▶ [YOUR INSTRUCTIONS]
Leaving out the pictures, transcribe all of the records faithfully.

** Start **

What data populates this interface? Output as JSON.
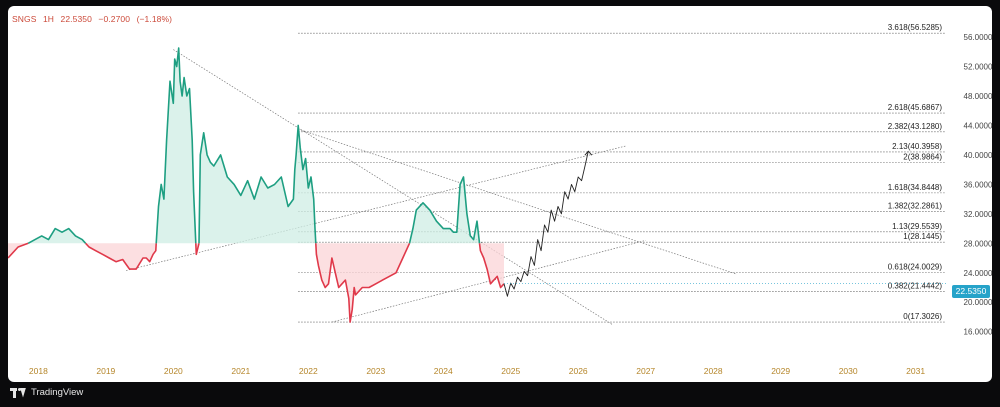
{
  "header": {
    "symbol": "SNGS",
    "interval": "1H",
    "price": "22.5350",
    "change": "−0.2700",
    "change_pct": "(−1.18%)"
  },
  "last_price_label": "22.5350",
  "branding": "TradingView",
  "colors": {
    "up": "#1e9f82",
    "down": "#e0394a",
    "up_fill": "#cfeee4",
    "down_fill": "#fbd4d7",
    "projection": "#222222",
    "fib_line": "#555555",
    "trend_line": "#777777",
    "axis_text": "#b5862a",
    "price_axis_text": "#444444",
    "last_price_bg": "#26a3c9"
  },
  "chart_data": {
    "type": "line",
    "title": "",
    "xlabel": "",
    "ylabel": "",
    "x_ticks": [
      "2018",
      "2019",
      "2020",
      "2021",
      "2022",
      "2023",
      "2024",
      "2025",
      "2026",
      "2027",
      "2028",
      "2029",
      "2030",
      "2031"
    ],
    "y_ticks": [
      "56.0000",
      "52.0000",
      "48.0000",
      "44.0000",
      "40.0000",
      "36.0000",
      "32.0000",
      "28.0000",
      "24.0000",
      "20.0000",
      "16.0000"
    ],
    "xlim": [
      2017.55,
      2031.45
    ],
    "ylim": [
      14.6,
      59.4
    ],
    "baseline": 28.0,
    "series": [
      {
        "x": [
          2017.55,
          2017.7,
          2017.85,
          2017.95,
          2018.05,
          2018.15,
          2018.25,
          2018.35,
          2018.45,
          2018.55,
          2018.65,
          2018.75,
          2018.85,
          2018.95,
          2019.05,
          2019.15,
          2019.25,
          2019.35,
          2019.45,
          2019.55,
          2019.6,
          2019.65,
          2019.7,
          2019.74,
          2019.78,
          2019.82,
          2019.86,
          2019.9,
          2019.95,
          2020.0,
          2020.02,
          2020.05,
          2020.08,
          2020.1,
          2020.13,
          2020.16,
          2020.2,
          2020.24,
          2020.28,
          2020.3,
          2020.34,
          2020.38,
          2020.4,
          2020.45,
          2020.5,
          2020.55,
          2020.6,
          2020.7,
          2020.8,
          2020.9,
          2021.0,
          2021.1,
          2021.2,
          2021.3,
          2021.4,
          2021.5,
          2021.6,
          2021.7,
          2021.78,
          2021.8,
          2021.82,
          2021.85,
          2021.88,
          2021.92,
          2021.96,
          2022.0,
          2022.04,
          2022.08,
          2022.1,
          2022.12,
          2022.15,
          2022.2,
          2022.25,
          2022.3,
          2022.35,
          2022.4,
          2022.45,
          2022.5,
          2022.55,
          2022.6,
          2022.62,
          2022.65,
          2022.68,
          2022.7,
          2022.8,
          2022.9,
          2023.0,
          2023.1,
          2023.2,
          2023.3,
          2023.4,
          2023.5,
          2023.55,
          2023.6,
          2023.7,
          2023.8,
          2023.9,
          2024.0,
          2024.05,
          2024.1,
          2024.15,
          2024.2,
          2024.25,
          2024.3,
          2024.35,
          2024.4,
          2024.45,
          2024.5,
          2024.55,
          2024.6,
          2024.65,
          2024.7,
          2024.8,
          2024.85,
          2024.9
        ],
        "y": [
          26.0,
          27.5,
          28.0,
          28.5,
          29.0,
          28.5,
          30.0,
          29.5,
          30.0,
          29.0,
          28.5,
          27.5,
          27.0,
          26.5,
          26.0,
          25.5,
          25.8,
          24.5,
          24.5,
          26.0,
          26.0,
          25.5,
          26.5,
          27.0,
          33.0,
          36.0,
          34.0,
          42.0,
          50.0,
          47.0,
          53.0,
          52.0,
          54.5,
          50.0,
          48.0,
          50.5,
          48.0,
          49.0,
          42.0,
          35.0,
          26.5,
          28.0,
          40.0,
          43.0,
          40.0,
          39.0,
          38.5,
          40.0,
          37.0,
          36.0,
          34.5,
          36.5,
          34.0,
          37.0,
          35.5,
          36.0,
          37.0,
          33.0,
          34.0,
          38.0,
          40.0,
          44.0,
          41.0,
          38.0,
          39.5,
          35.5,
          37.0,
          34.0,
          30.0,
          26.5,
          25.0,
          23.0,
          22.0,
          22.5,
          26.0,
          24.0,
          22.0,
          22.5,
          23.0,
          20.5,
          17.3,
          19.0,
          22.0,
          21.0,
          22.0,
          22.0,
          22.5,
          23.0,
          23.5,
          24.0,
          26.0,
          28.0,
          30.0,
          32.5,
          33.5,
          32.5,
          31.0,
          30.0,
          30.0,
          30.0,
          29.5,
          29.5,
          36.0,
          37.0,
          32.0,
          29.0,
          28.5,
          31.0,
          27.0,
          26.0,
          24.5,
          22.5,
          23.5,
          22.0,
          22.5
        ]
      },
      {
        "name": "",
        "x": [
          2024.9,
          2024.95,
          2025.0,
          2025.05,
          2025.1,
          2025.15,
          2025.2,
          2025.25,
          2025.3,
          2025.35,
          2025.4,
          2025.45,
          2025.5,
          2025.55,
          2025.6,
          2025.65,
          2025.7,
          2025.75,
          2025.8,
          2025.85,
          2025.9,
          2025.95,
          2026.0,
          2026.05,
          2026.1,
          2026.15
        ],
        "y": [
          22.5,
          20.8,
          22.6,
          21.8,
          23.4,
          22.8,
          24.2,
          23.6,
          26.2,
          25.0,
          28.5,
          27.0,
          30.5,
          29.5,
          32.5,
          31.0,
          33.0,
          32.0,
          35.0,
          34.0,
          36.0,
          35.0,
          37.0,
          36.5,
          38.5,
          40.5
        ]
      }
    ],
    "fib_levels": [
      {
        "label": "0(17.3026)",
        "value": 17.3026
      },
      {
        "label": "0.382(21.4442)",
        "value": 21.4442
      },
      {
        "label": "0.618(24.0029)",
        "value": 24.0029
      },
      {
        "label": "1(28.1445)",
        "value": 28.1445
      },
      {
        "label": "1.13(29.5539)",
        "value": 29.5539
      },
      {
        "label": "1.382(32.2861)",
        "value": 32.2861
      },
      {
        "label": "1.618(34.8448)",
        "value": 34.8448
      },
      {
        "label": "2(38.9864)",
        "value": 38.9864
      },
      {
        "label": "2.13(40.3958)",
        "value": 40.3958
      },
      {
        "label": "2.382(43.1280)",
        "value": 43.128
      },
      {
        "label": "2.618(45.6867)",
        "value": 45.6867
      },
      {
        "label": "3.618(56.5285)",
        "value": 56.5285
      }
    ],
    "fib_start_x": 2021.85,
    "trend_lines": [
      {
        "x1": 2020.0,
        "y1": 54.3,
        "x2": 2026.5,
        "y2": 17.0
      },
      {
        "x1": 2021.85,
        "y1": 43.5,
        "x2": 2028.35,
        "y2": 23.8
      },
      {
        "x1": 2019.3,
        "y1": 24.3,
        "x2": 2026.7,
        "y2": 41.2
      },
      {
        "x1": 2022.35,
        "y1": 17.3,
        "x2": 2027.0,
        "y2": 28.4
      }
    ],
    "last_price": 22.535,
    "grid": false,
    "legend": "none"
  }
}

** End **

▶ [RESULT]
What data populates this interface? Output as JSON.
{
  "header": {
    "symbol": "SNGS",
    "interval": "1H",
    "price": "22.5350",
    "change": "−0.2700",
    "change_pct": "(−1.18%)"
  },
  "last_price_label": "22.5350",
  "branding": "TradingView",
  "colors": {
    "up": "#1e9f82",
    "down": "#e0394a",
    "up_fill": "#cfeee4",
    "down_fill": "#fbd4d7",
    "projection": "#222222",
    "fib_line": "#555555",
    "trend_line": "#777777",
    "axis_text": "#b5862a",
    "price_axis_text": "#444444",
    "last_price_bg": "#26a3c9"
  },
  "chart_data": {
    "type": "line",
    "title": "",
    "xlabel": "",
    "ylabel": "",
    "x_ticks": [
      "2018",
      "2019",
      "2020",
      "2021",
      "2022",
      "2023",
      "2024",
      "2025",
      "2026",
      "2027",
      "2028",
      "2029",
      "2030",
      "2031"
    ],
    "y_ticks": [
      "56.0000",
      "52.0000",
      "48.0000",
      "44.0000",
      "40.0000",
      "36.0000",
      "32.0000",
      "28.0000",
      "24.0000",
      "20.0000",
      "16.0000"
    ],
    "xlim": [
      2017.55,
      2031.45
    ],
    "ylim": [
      14.6,
      59.4
    ],
    "baseline": 28.0,
    "series": [
      {
        "x": [
          2017.55,
          2017.7,
          2017.85,
          2017.95,
          2018.05,
          2018.15,
          2018.25,
          2018.35,
          2018.45,
          2018.55,
          2018.65,
          2018.75,
          2018.85,
          2018.95,
          2019.05,
          2019.15,
          2019.25,
          2019.35,
          2019.45,
          2019.55,
          2019.6,
          2019.65,
          2019.7,
          2019.74,
          2019.78,
          2019.82,
          2019.86,
          2019.9,
          2019.95,
          2020.0,
          2020.02,
          2020.05,
          2020.08,
          2020.1,
          2020.13,
          2020.16,
          2020.2,
          2020.24,
          2020.28,
          2020.3,
          2020.34,
          2020.38,
          2020.4,
          2020.45,
          2020.5,
          2020.55,
          2020.6,
          2020.7,
          2020.8,
          2020.9,
          2021.0,
          2021.1,
          2021.2,
          2021.3,
          2021.4,
          2021.5,
          2021.6,
          2021.7,
          2021.78,
          2021.8,
          2021.82,
          2021.85,
          2021.88,
          2021.92,
          2021.96,
          2022.0,
          2022.04,
          2022.08,
          2022.1,
          2022.12,
          2022.15,
          2022.2,
          2022.25,
          2022.3,
          2022.35,
          2022.4,
          2022.45,
          2022.5,
          2022.55,
          2022.6,
          2022.62,
          2022.65,
          2022.68,
          2022.7,
          2022.8,
          2022.9,
          2023.0,
          2023.1,
          2023.2,
          2023.3,
          2023.4,
          2023.5,
          2023.55,
          2023.6,
          2023.7,
          2023.8,
          2023.9,
          2024.0,
          2024.05,
          2024.1,
          2024.15,
          2024.2,
          2024.25,
          2024.3,
          2024.35,
          2024.4,
          2024.45,
          2024.5,
          2024.55,
          2024.6,
          2024.65,
          2024.7,
          2024.8,
          2024.85,
          2024.9
        ],
        "y": [
          26.0,
          27.5,
          28.0,
          28.5,
          29.0,
          28.5,
          30.0,
          29.5,
          30.0,
          29.0,
          28.5,
          27.5,
          27.0,
          26.5,
          26.0,
          25.5,
          25.8,
          24.5,
          24.5,
          26.0,
          26.0,
          25.5,
          26.5,
          27.0,
          33.0,
          36.0,
          34.0,
          42.0,
          50.0,
          47.0,
          53.0,
          52.0,
          54.5,
          50.0,
          48.0,
          50.5,
          48.0,
          49.0,
          42.0,
          35.0,
          26.5,
          28.0,
          40.0,
          43.0,
          40.0,
          39.0,
          38.5,
          40.0,
          37.0,
          36.0,
          34.5,
          36.5,
          34.0,
          37.0,
          35.5,
          36.0,
          37.0,
          33.0,
          34.0,
          38.0,
          40.0,
          44.0,
          41.0,
          38.0,
          39.5,
          35.5,
          37.0,
          34.0,
          30.0,
          26.5,
          25.0,
          23.0,
          22.0,
          22.5,
          26.0,
          24.0,
          22.0,
          22.5,
          23.0,
          20.5,
          17.3,
          19.0,
          22.0,
          21.0,
          22.0,
          22.0,
          22.5,
          23.0,
          23.5,
          24.0,
          26.0,
          28.0,
          30.0,
          32.5,
          33.5,
          32.5,
          31.0,
          30.0,
          30.0,
          30.0,
          29.5,
          29.5,
          36.0,
          37.0,
          32.0,
          29.0,
          28.5,
          31.0,
          27.0,
          26.0,
          24.5,
          22.5,
          23.5,
          22.0,
          22.5
        ]
      },
      {
        "name": "",
        "x": [
          2024.9,
          2024.95,
          2025.0,
          2025.05,
          2025.1,
          2025.15,
          2025.2,
          2025.25,
          2025.3,
          2025.35,
          2025.4,
          2025.45,
          2025.5,
          2025.55,
          2025.6,
          2025.65,
          2025.7,
          2025.75,
          2025.8,
          2025.85,
          2025.9,
          2025.95,
          2026.0,
          2026.05,
          2026.1,
          2026.15
        ],
        "y": [
          22.5,
          20.8,
          22.6,
          21.8,
          23.4,
          22.8,
          24.2,
          23.6,
          26.2,
          25.0,
          28.5,
          27.0,
          30.5,
          29.5,
          32.5,
          31.0,
          33.0,
          32.0,
          35.0,
          34.0,
          36.0,
          35.0,
          37.0,
          36.5,
          38.5,
          40.5
        ]
      }
    ],
    "fib_levels": [
      {
        "label": "0(17.3026)",
        "value": 17.3026
      },
      {
        "label": "0.382(21.4442)",
        "value": 21.4442
      },
      {
        "label": "0.618(24.0029)",
        "value": 24.0029
      },
      {
        "label": "1(28.1445)",
        "value": 28.1445
      },
      {
        "label": "1.13(29.5539)",
        "value": 29.5539
      },
      {
        "label": "1.382(32.2861)",
        "value": 32.2861
      },
      {
        "label": "1.618(34.8448)",
        "value": 34.8448
      },
      {
        "label": "2(38.9864)",
        "value": 38.9864
      },
      {
        "label": "2.13(40.3958)",
        "value": 40.3958
      },
      {
        "label": "2.382(43.1280)",
        "value": 43.128
      },
      {
        "label": "2.618(45.6867)",
        "value": 45.6867
      },
      {
        "label": "3.618(56.5285)",
        "value": 56.5285
      }
    ],
    "fib_start_x": 2021.85,
    "trend_lines": [
      {
        "x1": 2020.0,
        "y1": 54.3,
        "x2": 2026.5,
        "y2": 17.0
      },
      {
        "x1": 2021.85,
        "y1": 43.5,
        "x2": 2028.35,
        "y2": 23.8
      },
      {
        "x1": 2019.3,
        "y1": 24.3,
        "x2": 2026.7,
        "y2": 41.2
      },
      {
        "x1": 2022.35,
        "y1": 17.3,
        "x2": 2027.0,
        "y2": 28.4
      }
    ],
    "last_price": 22.535,
    "grid": false,
    "legend": "none"
  }
}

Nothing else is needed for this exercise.